Entries provided:
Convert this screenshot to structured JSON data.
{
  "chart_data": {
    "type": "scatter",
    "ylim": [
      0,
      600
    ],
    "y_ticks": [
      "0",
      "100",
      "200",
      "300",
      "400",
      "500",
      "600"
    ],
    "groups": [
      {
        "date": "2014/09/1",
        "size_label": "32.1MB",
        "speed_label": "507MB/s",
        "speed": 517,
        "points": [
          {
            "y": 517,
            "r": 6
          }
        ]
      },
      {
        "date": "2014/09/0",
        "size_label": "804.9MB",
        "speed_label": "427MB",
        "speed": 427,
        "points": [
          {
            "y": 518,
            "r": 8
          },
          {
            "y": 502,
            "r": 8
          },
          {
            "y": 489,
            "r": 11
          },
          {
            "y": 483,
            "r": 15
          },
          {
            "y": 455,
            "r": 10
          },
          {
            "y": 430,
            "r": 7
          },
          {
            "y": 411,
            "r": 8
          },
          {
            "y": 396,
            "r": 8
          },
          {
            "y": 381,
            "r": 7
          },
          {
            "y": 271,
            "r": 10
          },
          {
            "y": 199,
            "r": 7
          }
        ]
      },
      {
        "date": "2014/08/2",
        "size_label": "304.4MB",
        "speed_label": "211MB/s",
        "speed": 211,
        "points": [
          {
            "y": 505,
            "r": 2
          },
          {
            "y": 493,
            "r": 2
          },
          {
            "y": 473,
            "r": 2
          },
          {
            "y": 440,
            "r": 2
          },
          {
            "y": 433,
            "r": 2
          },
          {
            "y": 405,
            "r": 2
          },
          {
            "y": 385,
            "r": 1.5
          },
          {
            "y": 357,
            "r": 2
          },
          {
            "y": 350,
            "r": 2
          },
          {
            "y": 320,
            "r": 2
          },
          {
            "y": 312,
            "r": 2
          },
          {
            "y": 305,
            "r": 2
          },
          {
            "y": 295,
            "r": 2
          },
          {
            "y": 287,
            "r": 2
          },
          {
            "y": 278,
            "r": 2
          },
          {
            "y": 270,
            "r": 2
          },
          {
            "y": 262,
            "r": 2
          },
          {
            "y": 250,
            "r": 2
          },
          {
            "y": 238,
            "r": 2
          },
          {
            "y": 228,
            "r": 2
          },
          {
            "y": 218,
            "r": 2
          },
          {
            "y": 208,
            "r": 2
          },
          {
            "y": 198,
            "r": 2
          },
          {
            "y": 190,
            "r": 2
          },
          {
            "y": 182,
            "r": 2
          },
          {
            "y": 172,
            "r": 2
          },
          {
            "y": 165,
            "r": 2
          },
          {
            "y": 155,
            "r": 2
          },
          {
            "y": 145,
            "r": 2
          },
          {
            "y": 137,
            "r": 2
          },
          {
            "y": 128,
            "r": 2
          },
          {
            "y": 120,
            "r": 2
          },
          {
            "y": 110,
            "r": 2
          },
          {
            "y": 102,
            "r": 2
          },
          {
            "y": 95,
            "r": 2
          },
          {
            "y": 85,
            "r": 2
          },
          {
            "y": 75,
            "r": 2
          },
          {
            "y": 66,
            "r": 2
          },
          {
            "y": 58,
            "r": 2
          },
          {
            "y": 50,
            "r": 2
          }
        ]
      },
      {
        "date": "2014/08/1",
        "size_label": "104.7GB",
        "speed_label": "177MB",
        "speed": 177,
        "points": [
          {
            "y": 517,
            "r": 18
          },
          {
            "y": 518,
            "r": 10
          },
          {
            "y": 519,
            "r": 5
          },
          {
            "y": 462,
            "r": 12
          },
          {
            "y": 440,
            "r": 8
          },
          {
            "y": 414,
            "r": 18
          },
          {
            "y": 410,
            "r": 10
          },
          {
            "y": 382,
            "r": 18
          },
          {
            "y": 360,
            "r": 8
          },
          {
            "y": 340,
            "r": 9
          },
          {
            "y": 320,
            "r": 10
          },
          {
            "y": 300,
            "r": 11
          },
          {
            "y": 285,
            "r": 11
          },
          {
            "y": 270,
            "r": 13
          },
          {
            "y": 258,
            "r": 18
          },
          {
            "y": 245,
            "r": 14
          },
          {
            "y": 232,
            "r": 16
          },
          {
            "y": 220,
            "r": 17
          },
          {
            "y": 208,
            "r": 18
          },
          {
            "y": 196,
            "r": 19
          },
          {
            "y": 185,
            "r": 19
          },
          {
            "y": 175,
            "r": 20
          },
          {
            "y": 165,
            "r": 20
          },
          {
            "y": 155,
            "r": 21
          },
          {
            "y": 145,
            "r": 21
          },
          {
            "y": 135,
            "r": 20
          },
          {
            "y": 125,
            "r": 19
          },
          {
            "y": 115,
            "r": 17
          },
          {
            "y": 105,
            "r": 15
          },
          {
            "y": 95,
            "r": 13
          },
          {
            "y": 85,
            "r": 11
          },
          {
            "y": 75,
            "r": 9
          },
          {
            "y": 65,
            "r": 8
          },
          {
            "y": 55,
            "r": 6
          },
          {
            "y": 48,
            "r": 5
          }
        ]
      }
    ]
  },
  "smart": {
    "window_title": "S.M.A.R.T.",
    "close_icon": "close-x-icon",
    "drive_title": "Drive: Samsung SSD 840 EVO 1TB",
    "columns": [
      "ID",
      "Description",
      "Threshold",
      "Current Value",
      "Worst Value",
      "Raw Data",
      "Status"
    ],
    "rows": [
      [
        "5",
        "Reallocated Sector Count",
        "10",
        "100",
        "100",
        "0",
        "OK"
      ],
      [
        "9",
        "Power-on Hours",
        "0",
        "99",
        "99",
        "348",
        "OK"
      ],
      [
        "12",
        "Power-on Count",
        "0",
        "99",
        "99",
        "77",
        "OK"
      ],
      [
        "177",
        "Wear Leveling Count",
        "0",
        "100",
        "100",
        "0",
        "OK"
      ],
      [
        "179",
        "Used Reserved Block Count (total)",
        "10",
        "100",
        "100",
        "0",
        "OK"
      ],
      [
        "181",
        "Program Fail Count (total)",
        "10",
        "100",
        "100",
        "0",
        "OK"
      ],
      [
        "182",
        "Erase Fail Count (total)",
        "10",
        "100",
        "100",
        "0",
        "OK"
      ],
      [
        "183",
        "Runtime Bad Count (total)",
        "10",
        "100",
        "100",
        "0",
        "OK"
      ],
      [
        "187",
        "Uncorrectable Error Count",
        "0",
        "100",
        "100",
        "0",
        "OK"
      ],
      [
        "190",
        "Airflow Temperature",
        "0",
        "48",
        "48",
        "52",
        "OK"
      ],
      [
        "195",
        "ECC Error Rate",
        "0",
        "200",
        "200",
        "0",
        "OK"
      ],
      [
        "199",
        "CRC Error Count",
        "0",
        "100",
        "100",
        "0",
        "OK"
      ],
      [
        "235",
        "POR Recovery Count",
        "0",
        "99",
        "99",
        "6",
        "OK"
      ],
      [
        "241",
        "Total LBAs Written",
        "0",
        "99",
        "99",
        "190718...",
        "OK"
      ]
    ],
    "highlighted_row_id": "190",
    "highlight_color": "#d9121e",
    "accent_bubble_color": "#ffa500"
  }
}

Given instruction:
Extract all of the data shown above without alteration.

Output for this task:
Convert this screenshot to structured JSON data.
{
  "chart_data": {
    "type": "scatter",
    "ylim": [
      0,
      600
    ],
    "y_ticks": [
      "0",
      "100",
      "200",
      "300",
      "400",
      "500",
      "600"
    ],
    "groups": [
      {
        "date": "2014/09/1",
        "size_label": "32.1MB",
        "speed_label": "507MB/s",
        "speed": 517,
        "points": [
          {
            "y": 517,
            "r": 6
          }
        ]
      },
      {
        "date": "2014/09/0",
        "size_label": "804.9MB",
        "speed_label": "427MB",
        "speed": 427,
        "points": [
          {
            "y": 518,
            "r": 8
          },
          {
            "y": 502,
            "r": 8
          },
          {
            "y": 489,
            "r": 11
          },
          {
            "y": 483,
            "r": 15
          },
          {
            "y": 455,
            "r": 10
          },
          {
            "y": 430,
            "r": 7
          },
          {
            "y": 411,
            "r": 8
          },
          {
            "y": 396,
            "r": 8
          },
          {
            "y": 381,
            "r": 7
          },
          {
            "y": 271,
            "r": 10
          },
          {
            "y": 199,
            "r": 7
          }
        ]
      },
      {
        "date": "2014/08/2",
        "size_label": "304.4MB",
        "speed_label": "211MB/s",
        "speed": 211,
        "points": [
          {
            "y": 505,
            "r": 2
          },
          {
            "y": 493,
            "r": 2
          },
          {
            "y": 473,
            "r": 2
          },
          {
            "y": 440,
            "r": 2
          },
          {
            "y": 433,
            "r": 2
          },
          {
            "y": 405,
            "r": 2
          },
          {
            "y": 385,
            "r": 1.5
          },
          {
            "y": 357,
            "r": 2
          },
          {
            "y": 350,
            "r": 2
          },
          {
            "y": 320,
            "r": 2
          },
          {
            "y": 312,
            "r": 2
          },
          {
            "y": 305,
            "r": 2
          },
          {
            "y": 295,
            "r": 2
          },
          {
            "y": 287,
            "r": 2
          },
          {
            "y": 278,
            "r": 2
          },
          {
            "y": 270,
            "r": 2
          },
          {
            "y": 262,
            "r": 2
          },
          {
            "y": 250,
            "r": 2
          },
          {
            "y": 238,
            "r": 2
          },
          {
            "y": 228,
            "r": 2
          },
          {
            "y": 218,
            "r": 2
          },
          {
            "y": 208,
            "r": 2
          },
          {
            "y": 198,
            "r": 2
          },
          {
            "y": 190,
            "r": 2
          },
          {
            "y": 182,
            "r": 2
          },
          {
            "y": 172,
            "r": 2
          },
          {
            "y": 165,
            "r": 2
          },
          {
            "y": 155,
            "r": 2
          },
          {
            "y": 145,
            "r": 2
          },
          {
            "y": 137,
            "r": 2
          },
          {
            "y": 128,
            "r": 2
          },
          {
            "y": 120,
            "r": 2
          },
          {
            "y": 110,
            "r": 2
          },
          {
            "y": 102,
            "r": 2
          },
          {
            "y": 95,
            "r": 2
          },
          {
            "y": 85,
            "r": 2
          },
          {
            "y": 75,
            "r": 2
          },
          {
            "y": 66,
            "r": 2
          },
          {
            "y": 58,
            "r": 2
          },
          {
            "y": 50,
            "r": 2
          }
        ]
      },
      {
        "date": "2014/08/1",
        "size_label": "104.7GB",
        "speed_label": "177MB",
        "speed": 177,
        "points": [
          {
            "y": 517,
            "r": 18
          },
          {
            "y": 518,
            "r": 10
          },
          {
            "y": 519,
            "r": 5
          },
          {
            "y": 462,
            "r": 12
          },
          {
            "y": 440,
            "r": 8
          },
          {
            "y": 414,
            "r": 18
          },
          {
            "y": 410,
            "r": 10
          },
          {
            "y": 382,
            "r": 18
          },
          {
            "y": 360,
            "r": 8
          },
          {
            "y": 340,
            "r": 9
          },
          {
            "y": 320,
            "r": 10
          },
          {
            "y": 300,
            "r": 11
          },
          {
            "y": 285,
            "r": 11
          },
          {
            "y": 270,
            "r": 13
          },
          {
            "y": 258,
            "r": 18
          },
          {
            "y": 245,
            "r": 14
          },
          {
            "y": 232,
            "r": 16
          },
          {
            "y": 220,
            "r": 17
          },
          {
            "y": 208,
            "r": 18
          },
          {
            "y": 196,
            "r": 19
          },
          {
            "y": 185,
            "r": 19
          },
          {
            "y": 175,
            "r": 20
          },
          {
            "y": 165,
            "r": 20
          },
          {
            "y": 155,
            "r": 21
          },
          {
            "y": 145,
            "r": 21
          },
          {
            "y": 135,
            "r": 20
          },
          {
            "y": 125,
            "r": 19
          },
          {
            "y": 115,
            "r": 17
          },
          {
            "y": 105,
            "r": 15
          },
          {
            "y": 95,
            "r": 13
          },
          {
            "y": 85,
            "r": 11
          },
          {
            "y": 75,
            "r": 9
          },
          {
            "y": 65,
            "r": 8
          },
          {
            "y": 55,
            "r": 6
          },
          {
            "y": 48,
            "r": 5
          }
        ]
      }
    ]
  },
  "smart": {
    "window_title": "S.M.A.R.T.",
    "close_icon": "close-x-icon",
    "drive_title": "Drive: Samsung SSD 840 EVO 1TB",
    "columns": [
      "ID",
      "Description",
      "Threshold",
      "Current Value",
      "Worst Value",
      "Raw Data",
      "Status"
    ],
    "rows": [
      [
        "5",
        "Reallocated Sector Count",
        "10",
        "100",
        "100",
        "0",
        "OK"
      ],
      [
        "9",
        "Power-on Hours",
        "0",
        "99",
        "99",
        "348",
        "OK"
      ],
      [
        "12",
        "Power-on Count",
        "0",
        "99",
        "99",
        "77",
        "OK"
      ],
      [
        "177",
        "Wear Leveling Count",
        "0",
        "100",
        "100",
        "0",
        "OK"
      ],
      [
        "179",
        "Used Reserved Block Count (total)",
        "10",
        "100",
        "100",
        "0",
        "OK"
      ],
      [
        "181",
        "Program Fail Count (total)",
        "10",
        "100",
        "100",
        "0",
        "OK"
      ],
      [
        "182",
        "Erase Fail Count (total)",
        "10",
        "100",
        "100",
        "0",
        "OK"
      ],
      [
        "183",
        "Runtime Bad Count (total)",
        "10",
        "100",
        "100",
        "0",
        "OK"
      ],
      [
        "187",
        "Uncorrectable Error Count",
        "0",
        "100",
        "100",
        "0",
        "OK"
      ],
      [
        "190",
        "Airflow Temperature",
        "0",
        "48",
        "48",
        "52",
        "OK"
      ],
      [
        "195",
        "ECC Error Rate",
        "0",
        "200",
        "200",
        "0",
        "OK"
      ],
      [
        "199",
        "CRC Error Count",
        "0",
        "100",
        "100",
        "0",
        "OK"
      ],
      [
        "235",
        "POR Recovery Count",
        "0",
        "99",
        "99",
        "6",
        "OK"
      ],
      [
        "241",
        "Total LBAs Written",
        "0",
        "99",
        "99",
        "190718...",
        "OK"
      ]
    ],
    "highlighted_row_id": "190",
    "highlight_color": "#d9121e",
    "accent_bubble_color": "#ffa500"
  }
}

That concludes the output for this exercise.